[Extracted data entries]
+++
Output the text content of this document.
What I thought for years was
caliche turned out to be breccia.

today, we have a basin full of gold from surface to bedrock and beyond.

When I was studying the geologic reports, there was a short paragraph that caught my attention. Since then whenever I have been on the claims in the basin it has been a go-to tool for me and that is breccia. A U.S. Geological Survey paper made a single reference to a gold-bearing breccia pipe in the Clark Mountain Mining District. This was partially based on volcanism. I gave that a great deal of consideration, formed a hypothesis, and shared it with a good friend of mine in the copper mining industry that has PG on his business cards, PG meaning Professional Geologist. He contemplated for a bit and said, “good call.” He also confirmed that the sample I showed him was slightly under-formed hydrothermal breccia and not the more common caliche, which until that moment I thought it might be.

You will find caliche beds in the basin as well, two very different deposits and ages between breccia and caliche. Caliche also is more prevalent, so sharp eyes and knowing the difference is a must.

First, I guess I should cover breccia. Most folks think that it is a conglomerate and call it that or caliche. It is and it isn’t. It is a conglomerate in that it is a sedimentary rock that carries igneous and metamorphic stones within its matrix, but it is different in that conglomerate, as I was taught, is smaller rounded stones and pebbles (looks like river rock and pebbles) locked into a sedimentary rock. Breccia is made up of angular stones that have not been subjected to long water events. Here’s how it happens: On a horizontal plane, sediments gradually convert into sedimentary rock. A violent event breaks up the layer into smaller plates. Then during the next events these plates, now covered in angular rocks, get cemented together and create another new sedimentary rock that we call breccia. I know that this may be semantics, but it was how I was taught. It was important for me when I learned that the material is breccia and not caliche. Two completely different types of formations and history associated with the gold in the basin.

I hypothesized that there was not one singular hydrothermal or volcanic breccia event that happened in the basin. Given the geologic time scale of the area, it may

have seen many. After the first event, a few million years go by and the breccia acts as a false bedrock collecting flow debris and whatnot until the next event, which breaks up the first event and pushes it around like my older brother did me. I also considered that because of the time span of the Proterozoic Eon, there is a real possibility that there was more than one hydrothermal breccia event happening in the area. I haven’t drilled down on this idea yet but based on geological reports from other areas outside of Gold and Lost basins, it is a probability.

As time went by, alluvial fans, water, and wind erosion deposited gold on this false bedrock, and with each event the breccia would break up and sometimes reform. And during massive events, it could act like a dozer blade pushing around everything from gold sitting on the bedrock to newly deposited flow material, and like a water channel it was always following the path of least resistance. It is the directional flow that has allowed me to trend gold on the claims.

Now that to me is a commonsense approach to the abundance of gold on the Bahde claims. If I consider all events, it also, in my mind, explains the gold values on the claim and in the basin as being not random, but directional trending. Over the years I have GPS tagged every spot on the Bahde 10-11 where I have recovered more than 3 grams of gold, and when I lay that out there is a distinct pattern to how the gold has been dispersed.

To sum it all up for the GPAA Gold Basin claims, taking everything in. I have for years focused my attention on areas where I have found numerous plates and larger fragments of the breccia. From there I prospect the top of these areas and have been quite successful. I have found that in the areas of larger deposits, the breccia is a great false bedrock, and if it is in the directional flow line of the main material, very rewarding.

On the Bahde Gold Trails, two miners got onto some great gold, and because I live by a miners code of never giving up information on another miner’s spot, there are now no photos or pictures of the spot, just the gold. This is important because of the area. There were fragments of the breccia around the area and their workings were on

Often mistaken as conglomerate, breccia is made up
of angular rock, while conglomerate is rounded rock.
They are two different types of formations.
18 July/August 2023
+++
Write out the material from the first line to the last, exactly.

Output the text content of this document.
What I thought for years was
caliche turned out to be breccia.

today, we have a basin full of gold from surface to bedrock and beyond.

When I was studying the geologic reports, there was a short paragraph that caught my attention. Since then whenever I have been on the claims in the basin it has been a go-to tool for me and that is breccia. A U.S. Geological Survey paper made a single reference to a gold-bearing breccia pipe in the Clark Mountain Mining District. This was partially based on volcanism. I gave that a great deal of consideration, formed a hypothesis, and shared it with a good friend of mine in the copper mining industry that has PG on his business cards, PG meaning Professional Geologist. He contemplated for a bit and said, “good call.” He also confirmed that the sample I showed him was slightly under-formed hydrothermal breccia and not the more common caliche, which until that moment I thought it might be.

You will find caliche beds in the basin as well, two very different deposits and ages between breccia and caliche. Caliche also is more prevalent, so sharp eyes and knowing the difference is a must.

First, I guess I should cover breccia. Most folks think that it is a conglomerate and call it that or caliche. It is and it isn’t. It is a conglomerate in that it is a sedimentary rock that carries igneous and metamorphic stones within its matrix, but it is different in that conglomerate, as I was taught, is smaller rounded stones and pebbles (looks like river rock and pebbles) locked into a sedimentary rock. Breccia is made up of angular stones that have not been subjected to long water events. Here’s how it happens: On a horizontal plane, sediments gradually convert into sedimentary rock. A violent event breaks up the layer into smaller plates. Then during the next events these plates, now covered in angular rocks, get cemented together and create another new sedimentary rock that we call breccia. I know that this may be semantics, but it was how I was taught. It was important for me when I learned that the material is breccia and not caliche. Two completely different types of formations and history associated with the gold in the basin.

I hypothesized that there was not one singular hydrothermal or volcanic breccia event that happened in the basin. Given the geologic time scale of the area, it may

have seen many. After the first event, a few million years go by and the breccia acts as a false bedrock collecting flow debris and whatnot until the next event, which breaks up the first event and pushes it around like my older brother did me. I also considered that because of the time span of the Proterozoic Eon, there is a real possibility that there was more than one hydrothermal breccia event happening in the area. I haven’t drilled down on this idea yet but based on geological reports from other areas outside of Gold and Lost basins, it is a probability.

As time went by, alluvial fans, water, and wind erosion deposited gold on this false bedrock, and with each event the breccia would break up and sometimes reform. And during massive events, it could act like a dozer blade pushing around everything from gold sitting on the bedrock to newly deposited flow material, and like a water channel it was always following the path of least resistance. It is the directional flow that has allowed me to trend gold on the claims.

Now that to me is a commonsense approach to the abundance of gold on the Bahde claims. If I consider all events, it also, in my mind, explains the gold values on the claim and in the basin as being not random, but directional trending. Over the years I have GPS tagged every spot on the Bahde 10-11 where I have recovered more than 3 grams of gold, and when I lay that out there is a distinct pattern to how the gold has been dispersed.

To sum it all up for the GPAA Gold Basin claims, taking everything in. I have for years focused my attention on areas where I have found numerous plates and larger fragments of the breccia. From there I prospect the top of these areas and have been quite successful. I have found that in the areas of larger deposits, the breccia is a great false bedrock, and if it is in the directional flow line of the main material, very rewarding.

On the Bahde Gold Trails, two miners got onto some great gold, and because I live by a miners code of never giving up information on another miner’s spot, there are now no photos or pictures of the spot, just the gold. This is important because of the area. There were fragments of the breccia around the area and their workings were on

Often mistaken as conglomerate, breccia is made up
of angular rock, while conglomerate is rounded rock.
They are two different types of formations.
18 July/August 2023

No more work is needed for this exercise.